*SET TASK:* Return the following lines and nothing else: the one holding "Give me a plain-text" and all those after it in the records below, unchanged, minus any pictures.
— BEGIN —
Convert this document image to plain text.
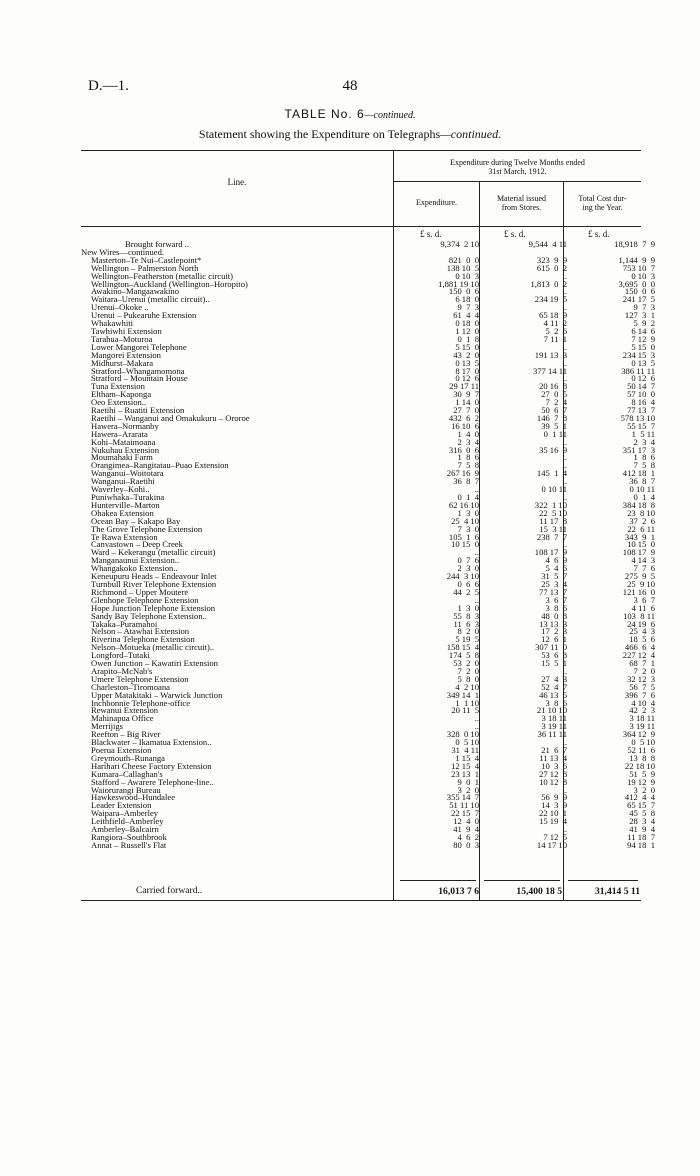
D.—1.	48
TABLE No. 6—continued.
Statement showing the Expenditure on Telegraphs—continued.
Line.
Expenditure during Twelve Months ended
31st March, 1912.
Expenditure.	Material issued
from Stores.
Total Cost dur-
ing the Year.
£ s. d.	£ s. d.	£ s. d.
Brought forward ..	9,374  2 10	9,544  4 11	18,918  7  9
New Wires—continued.
Masterton–Te Nui–Castlepoint*	821  0  0	323  9  9	1,144  9  9
Wellington – Palmerston North	138 10  5	615  0  2	753 10  7
Wellington–Featherston (metallic circuit)	0 10  3	..	0 10  3
Wellington–Auckland (Wellington–Horopito)	1,881 19 10	1,813  0  2	3,695  0  0
Awakino–Mangaawakino	150  0  6	..	150  0  6
Waitara–Urenui (metallic circuit)..	6 18  0	234 19  5	241 17  5
Urenui–Okoke ..	9  7  3	..	9  7  3
Urenui – Pukearuhe Extension	61  4  4	65 18  9	127  3  1
Whakawhiti	0 18  0	4 11  2	5  9  2
Tawhiwhi Extension	1 12  0	5  2  6	6 14  6
Tarahua–Moturoa	0  1  8	7 11  1	7 12  9
Lower Mangorei Telephone	5 15  0	..	5 15  0
Mangorei Extension	43  2  0	191 13  3	234 15  3
Midhurst–Makara	0 13  5	..	0 13  5
Stratford–Whangamomona	8 17  0	377 14 11	386 11 11
Stratford – Mountain House	0 12  6	..	0 12  6
Tuna Extension	29 17 11	20 16  8	50 14  7
Eltham–Kaponga	30  9  7	27  0  5	57 10  0
Oeo Extension..	1 14  0	7  2  4	8 16  4
Raetihi – Ruatiti Extension	27  7  0	50  6  7	77 13  7
Raetihi – Wanganui and Omakukuru – Ororoe	432  6  2	146  7  8	578 13 10
Hawera–Normanby	16 10  6	39  5  1	55 15  7
Hawera–Ararata	1  4  0	0  1 11	1  5 11
Kohi–Mataimoana	2  3  4	..	2  3  4
Nukuhau Extension	316  0  6	35 16  9	351 17  3
Moumahaki Farm	1  8  6	..	1  8  6
Orangimea–Rangitatau–Puao Extension	7  5  8	..	7  5  8
Wanganui–Woitotara	267 16  9	145  1  4	412 18  1
Wanganui–Raetihi	36  8  7	..	36  8  7
Waverley–Kohi..	..	0 10 11	0 10 11
Puniwhaka–Turakina	0  1  4	..	0  1  4
Hunterville–Marton	62 16 10	322  1 10	384 18  8
Ohakea Extension	1  3  0	22  5 10	23  8 10
Ocean Bay – Kakapo Bay	25  4 10	11 17  8	37  2  6
The Grove Telephone Extension	7  3  0	15  3 11	22  6 11
Te Rawa Extension	105  1  6	238  7  7	343  9  1
Canvastown – Deep Creek	10 15  0	..	10 15  0
Ward – Kekerangu (metallic circuit)	..	108 17  9	108 17  9
Manganaunui Extension..	0  7  6	4  6  9	4 14  3
Whangakoko Extension..	2  3  0	5  4  6	7  7  6
Keneupuru Heads – Endeavour Inlet	244  3 10	31  5  7	275  9  5
Turnbull River Telephone Extension	0  6  6	25  3  4	25  9 10
Richmond – Upper Moutere	44  2  5	77 13  7	121 16  0
Glenhope Telephone Extension	..	3  6  7	3  6  7
Hope Junction Telephone Extension	1  3  0	3  8  6	4 11  6
Sandy Bay Telephone Extension..	55  8  3	48  0  8	103  8 11
Takaka–Puramahoi	11  6  3	13 13  3	24 19  6
Nelson – Atawhai Extension	8  2  0	17  2  3	25  4  3
Riverina Telephone Extension	5 19  5	12  6  1	18  5  6
Nelson–Motueka (metallic circuit)..	158 15  4	307 11  0	466  6  4
Longford–Tutaki	174  5  8	53  6  8	227 12  4
Owen Junction – Kawatiri Extension	53  2  0	15  5  1	68  7  1
Arapito–McNab's	7  2  0	..	7  2  0
Umere Telephone Extension	5  8  0	27  4  3	32 12  3
Charleston–Tiromoana	4  2 10	52  4  7	56  7  5
Upper Matakitaki – Warwick Junction	349 14  1	46 13  5	396  7  6
Inchbonnie Telephone-office	1  1 10	3  8  6	4 10  4
Rewanui Extension	20 11  5	21 10 10	42  2  3
Mahinapua Office	..	3 18 11	3 18 11
Merrijigs	..	3 19 11	3 19 11
Reefton – Big River	328  0 10	36 11 11	364 12  9
Blackwater – Ikamatua Extension..	0  5 10	..	0  5 10
Poerua Extension	31  4 11	21  6  7	52 11  6
Greymouth–Runanga	1 15  4	11 13  4	13  8  8
Harihari Cheese Factory Extension	12 15  4	10  3  6	22 18 10
Kumara–Callaghan's	23 13  1	27 12  8	51  5  9
Stafford – Awarere Telephone-line..	9  0  1	10 12  8	19 12  9
Waiorurangi Bureau	3  2  0	..	3  2  0
Hawkeswood–Hundalee	355 14  7	56  9  9	412  4  4
Leader Extension	51 11 10	14  3  9	65 15  7
Waipara–Amberley	22 15  7	22 10  1	45  5  8
Leithfield–Amberley	12  4  0	15 19  4	28  3  4
Amberley–Balcairn	41  9  4	..	41  9  4
Rangiora–Southbrook	4  6  2	7 12  5	11 18  7
Annat – Russell's Flat	80  0  3	14 17 10	94 18  1
Carried forward..	16,013 7 6	15,400 18 5	31,414 5 11
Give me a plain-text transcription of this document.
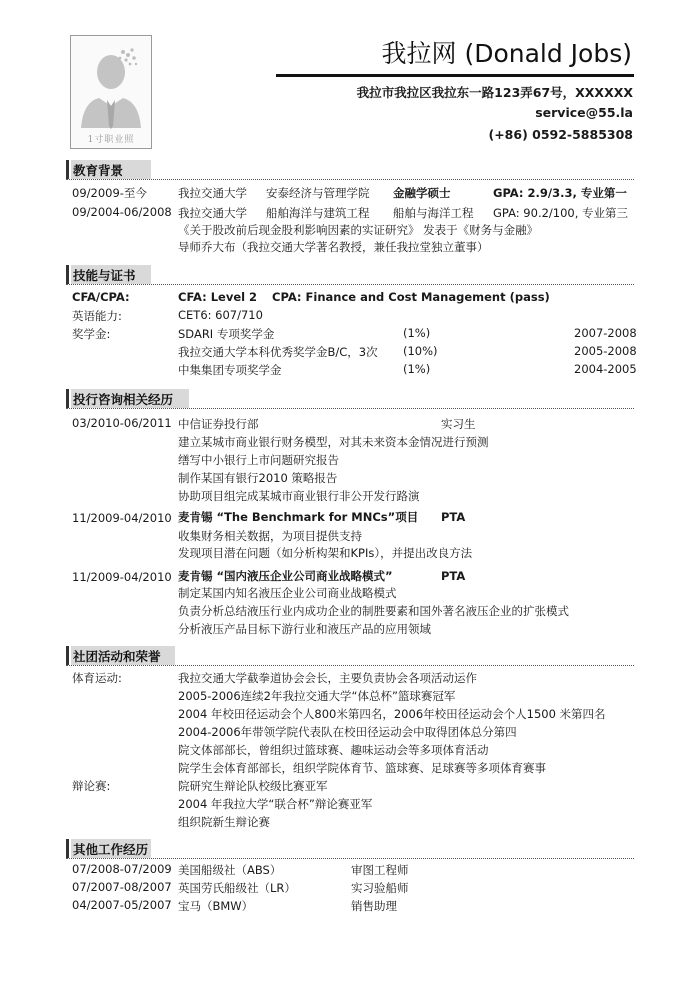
1寸职业照
我拉网 (Donald Jobs)
我拉市我拉区我拉东一路123弄67号，XXXXXX
service@55.la
(+86) 0592-5885308
教育背景
09/2009-至今	我拉交通大学 安泰经济与管理学院 金融学硕士	GPA: 2.9/3.3, 专业第一
09/2004-06/2008 我拉交通大学 船舶海洋与建筑工程 船舶与海洋工程 GPA: 90.2/100, 专业第三
《关于股改前后现金股利影响因素的实证研究》 发表于《财务与金融》
导师乔大布（我拉交通大学著名教授，兼任我拉堂独立董事）
技能与证书
CFA/CPA:	CFA: Level 2 CPA: Finance and Cost Management (pass)
英语能力:	CET6: 607/710
奖学金:	SDARI 专项奖学金	(1%)	2007-2008
我拉交通大学本科优秀奖学金B/C，3次 (10%)	2005-2008
中集集团专项奖学金	(1%)	2004-2005
投行咨询相关经历
03/2010-06/2011 中信证券投行部	实习生
建立某城市商业银行财务模型，对其未来资本金情况进行预测
缮写中小银行上市问题研究报告
制作某国有银行2010 策略报告
协助项目组完成某城市商业银行非公开发行路演
11/2009-04/2010 麦肯锡 “The Benchmark for MNCs”项目 PTA
收集财务相关数据，为项目提供支持
发现项目潜在问题（如分析构架和KPIs），并提出改良方法
11/2009-04/2010 麦肯锡 “国内液压企业公司商业战略模式”	PTA
制定某国内知名液压企业公司商业战略模式
负责分析总结液压行业内成功企业的制胜要素和国外著名液压企业的扩张模式
分析液压产品目标下游行业和液压产品的应用领域
社团活动和荣誉
体育运动:	我拉交通大学截拳道协会会长，主要负责协会各项活动运作
2005-2006连续2年我拉交通大学“体总杯”篮球赛冠军
2004 年校田径运动会个人800米第四名，2006年校田径运动会个人1500 米第四名
2004-2006年带领学院代表队在校田径运动会中取得团体总分第四
院文体部部长，曾组织过篮球赛、趣味运动会等多项体育活动
院学生会体育部部长，组织学院体育节、篮球赛、足球赛等多项体育赛事
辩论赛:	院研究生辩论队校级比赛亚军
2004 年我拉大学“联合杯”辩论赛亚军
组织院新生辩论赛
其他工作经历
07/2008-07/2009 美国船级社（ABS）	审图工程师
07/2007-08/2007 英国劳氏船级社（LR）	实习验船师
04/2007-05/2007 宝马（BMW）	销售助理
— END —
*EXERCISE OUTPUT:*
Give me a plain-text transcription of this document.
1寸职业照
我拉网 (Donald Jobs)
我拉市我拉区我拉东一路123弄67号，XXXXXX
service@55.la
(+86) 0592-5885308
教育背景
09/2009-至今	我拉交通大学 安泰经济与管理学院 金融学硕士	GPA: 2.9/3.3, 专业第一
09/2004-06/2008 我拉交通大学 船舶海洋与建筑工程 船舶与海洋工程 GPA: 90.2/100, 专业第三
《关于股改前后现金股利影响因素的实证研究》 发表于《财务与金融》
导师乔大布（我拉交通大学著名教授，兼任我拉堂独立董事）
技能与证书
CFA/CPA:	CFA: Level 2 CPA: Finance and Cost Management (pass)
英语能力:	CET6: 607/710
奖学金:	SDARI 专项奖学金	(1%)	2007-2008
我拉交通大学本科优秀奖学金B/C，3次 (10%)	2005-2008
中集集团专项奖学金	(1%)	2004-2005
投行咨询相关经历
03/2010-06/2011 中信证券投行部	实习生
建立某城市商业银行财务模型，对其未来资本金情况进行预测
缮写中小银行上市问题研究报告
制作某国有银行2010 策略报告
协助项目组完成某城市商业银行非公开发行路演
11/2009-04/2010 麦肯锡 “The Benchmark for MNCs”项目 PTA
收集财务相关数据，为项目提供支持
发现项目潜在问题（如分析构架和KPIs），并提出改良方法
11/2009-04/2010 麦肯锡 “国内液压企业公司商业战略模式”	PTA
制定某国内知名液压企业公司商业战略模式
负责分析总结液压行业内成功企业的制胜要素和国外著名液压企业的扩张模式
分析液压产品目标下游行业和液压产品的应用领域
社团活动和荣誉
体育运动:	我拉交通大学截拳道协会会长，主要负责协会各项活动运作
2005-2006连续2年我拉交通大学“体总杯”篮球赛冠军
2004 年校田径运动会个人800米第四名，2006年校田径运动会个人1500 米第四名
2004-2006年带领学院代表队在校田径运动会中取得团体总分第四
院文体部部长，曾组织过篮球赛、趣味运动会等多项体育活动
院学生会体育部部长，组织学院体育节、篮球赛、足球赛等多项体育赛事
辩论赛:	院研究生辩论队校级比赛亚军
2004 年我拉大学“联合杯”辩论赛亚军
组织院新生辩论赛
其他工作经历
07/2008-07/2009 美国船级社（ABS）	审图工程师
07/2007-08/2007 英国劳氏船级社（LR）	实习验船师
04/2007-05/2007 宝马（BMW）	销售助理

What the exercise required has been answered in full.